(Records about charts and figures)
>> BEGIN

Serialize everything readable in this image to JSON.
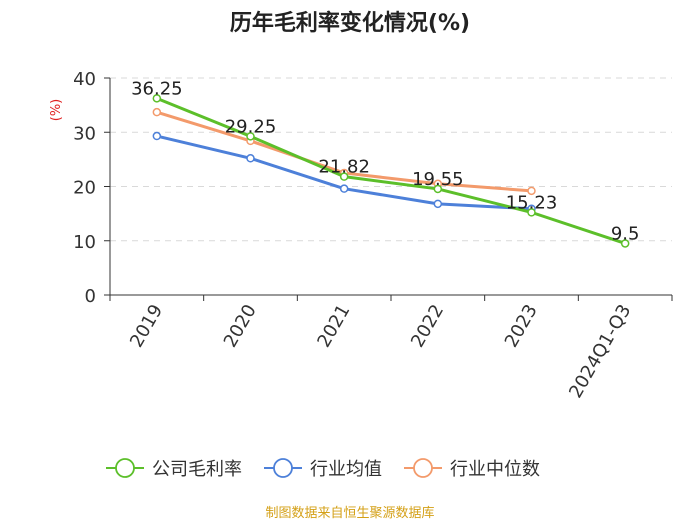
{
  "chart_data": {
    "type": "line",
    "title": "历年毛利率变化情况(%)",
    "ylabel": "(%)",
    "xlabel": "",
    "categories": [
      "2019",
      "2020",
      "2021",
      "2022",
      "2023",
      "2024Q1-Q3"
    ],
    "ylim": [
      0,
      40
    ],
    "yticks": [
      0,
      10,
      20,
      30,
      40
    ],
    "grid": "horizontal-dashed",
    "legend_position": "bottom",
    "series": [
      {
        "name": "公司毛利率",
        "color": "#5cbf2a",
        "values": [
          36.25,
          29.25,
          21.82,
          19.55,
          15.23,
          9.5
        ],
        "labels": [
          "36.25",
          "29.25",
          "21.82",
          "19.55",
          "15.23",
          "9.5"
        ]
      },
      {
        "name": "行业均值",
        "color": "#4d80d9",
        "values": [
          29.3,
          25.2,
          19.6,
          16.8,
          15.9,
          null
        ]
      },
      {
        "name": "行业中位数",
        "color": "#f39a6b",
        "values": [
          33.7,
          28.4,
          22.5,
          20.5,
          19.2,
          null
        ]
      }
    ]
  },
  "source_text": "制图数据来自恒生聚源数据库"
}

>> END
>> BEGIN

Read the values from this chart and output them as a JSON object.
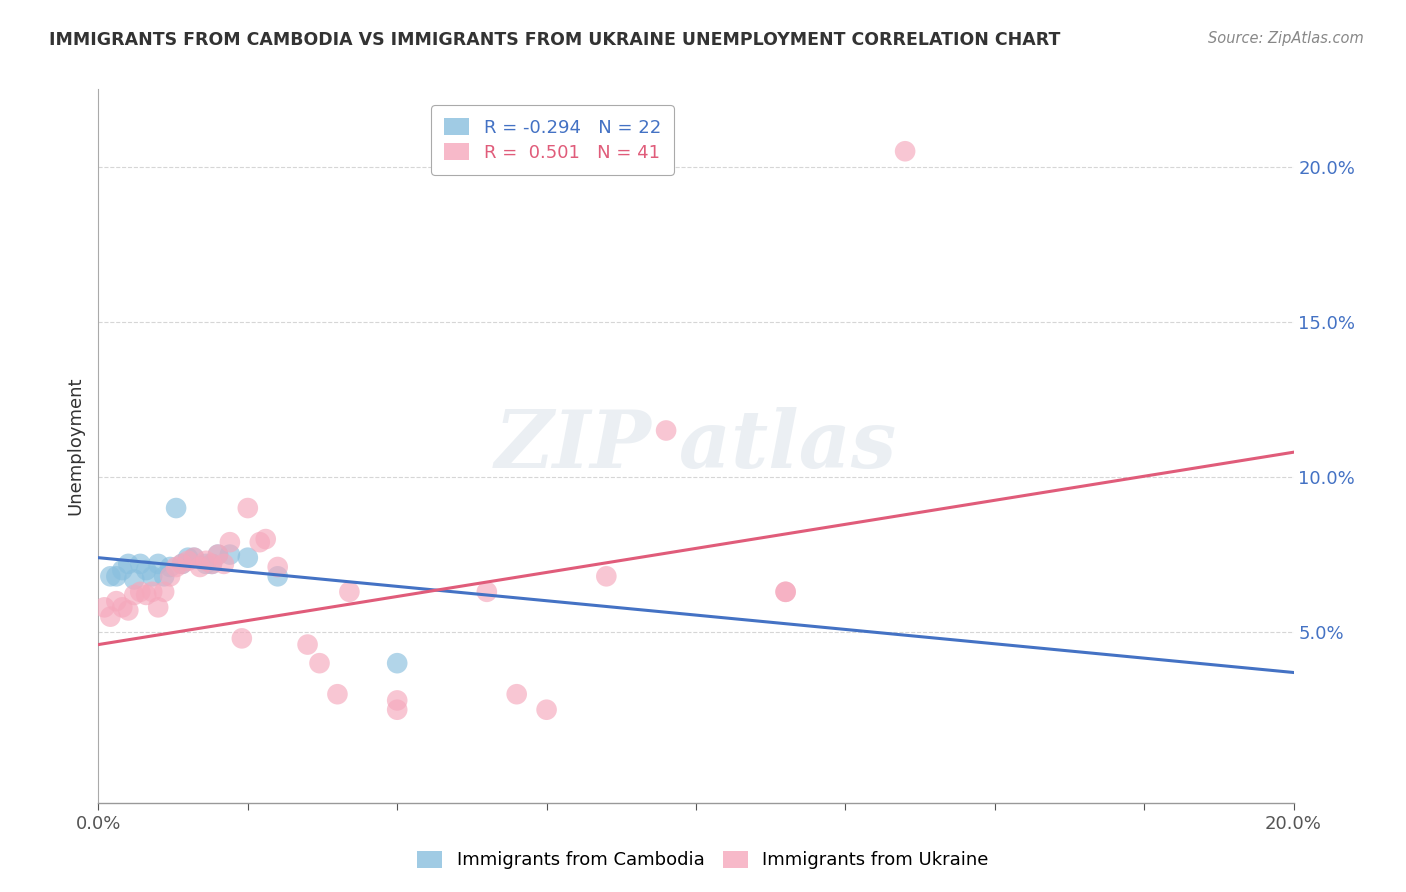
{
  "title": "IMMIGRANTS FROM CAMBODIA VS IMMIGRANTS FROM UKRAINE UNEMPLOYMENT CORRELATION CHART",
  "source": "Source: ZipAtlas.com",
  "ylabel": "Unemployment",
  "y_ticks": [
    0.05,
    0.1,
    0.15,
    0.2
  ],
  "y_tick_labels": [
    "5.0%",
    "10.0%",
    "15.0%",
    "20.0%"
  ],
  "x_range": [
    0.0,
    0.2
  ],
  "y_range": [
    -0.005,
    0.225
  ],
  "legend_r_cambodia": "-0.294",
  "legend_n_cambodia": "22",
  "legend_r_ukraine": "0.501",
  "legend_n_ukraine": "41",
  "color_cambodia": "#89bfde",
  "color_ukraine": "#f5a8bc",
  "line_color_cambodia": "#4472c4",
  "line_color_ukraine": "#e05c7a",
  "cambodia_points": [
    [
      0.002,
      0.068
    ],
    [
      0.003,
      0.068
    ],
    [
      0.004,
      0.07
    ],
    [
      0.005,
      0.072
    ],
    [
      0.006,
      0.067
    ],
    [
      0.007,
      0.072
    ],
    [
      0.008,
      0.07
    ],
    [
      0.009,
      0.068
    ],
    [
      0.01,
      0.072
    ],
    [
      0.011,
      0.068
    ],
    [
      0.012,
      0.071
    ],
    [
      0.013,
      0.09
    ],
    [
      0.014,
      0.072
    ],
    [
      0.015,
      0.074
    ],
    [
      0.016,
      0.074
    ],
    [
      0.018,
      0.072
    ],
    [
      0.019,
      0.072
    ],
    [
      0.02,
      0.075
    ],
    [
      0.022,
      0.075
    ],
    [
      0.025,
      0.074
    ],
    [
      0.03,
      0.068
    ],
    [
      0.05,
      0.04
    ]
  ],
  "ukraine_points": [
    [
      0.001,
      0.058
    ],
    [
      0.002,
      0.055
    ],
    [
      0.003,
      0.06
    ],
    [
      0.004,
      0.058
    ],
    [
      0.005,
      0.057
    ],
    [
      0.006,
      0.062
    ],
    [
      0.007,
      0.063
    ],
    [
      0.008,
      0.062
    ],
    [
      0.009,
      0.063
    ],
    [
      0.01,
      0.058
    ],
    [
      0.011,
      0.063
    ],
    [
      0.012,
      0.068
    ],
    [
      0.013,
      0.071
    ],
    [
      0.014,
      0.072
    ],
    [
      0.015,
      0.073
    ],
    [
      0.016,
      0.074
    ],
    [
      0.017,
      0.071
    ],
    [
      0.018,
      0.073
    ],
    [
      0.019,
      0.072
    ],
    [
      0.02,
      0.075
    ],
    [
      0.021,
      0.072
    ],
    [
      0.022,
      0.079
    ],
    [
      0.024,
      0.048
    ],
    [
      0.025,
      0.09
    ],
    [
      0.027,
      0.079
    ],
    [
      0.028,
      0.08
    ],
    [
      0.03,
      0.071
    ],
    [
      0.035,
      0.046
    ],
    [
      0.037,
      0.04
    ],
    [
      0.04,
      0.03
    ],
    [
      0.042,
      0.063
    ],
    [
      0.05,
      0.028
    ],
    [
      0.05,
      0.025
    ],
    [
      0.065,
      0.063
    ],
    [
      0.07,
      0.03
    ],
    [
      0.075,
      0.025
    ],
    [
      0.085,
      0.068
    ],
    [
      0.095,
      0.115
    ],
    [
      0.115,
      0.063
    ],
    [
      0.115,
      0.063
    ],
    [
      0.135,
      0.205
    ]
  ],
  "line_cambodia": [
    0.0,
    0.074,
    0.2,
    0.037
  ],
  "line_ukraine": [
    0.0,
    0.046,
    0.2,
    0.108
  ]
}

>> END

• [What to work on]: Using the listing above, pull out all lines that hold the word "JSON".

• [Completed task]:
Serialize everything readable in this image to JSON.
Read the values from this chart and output them as a JSON object.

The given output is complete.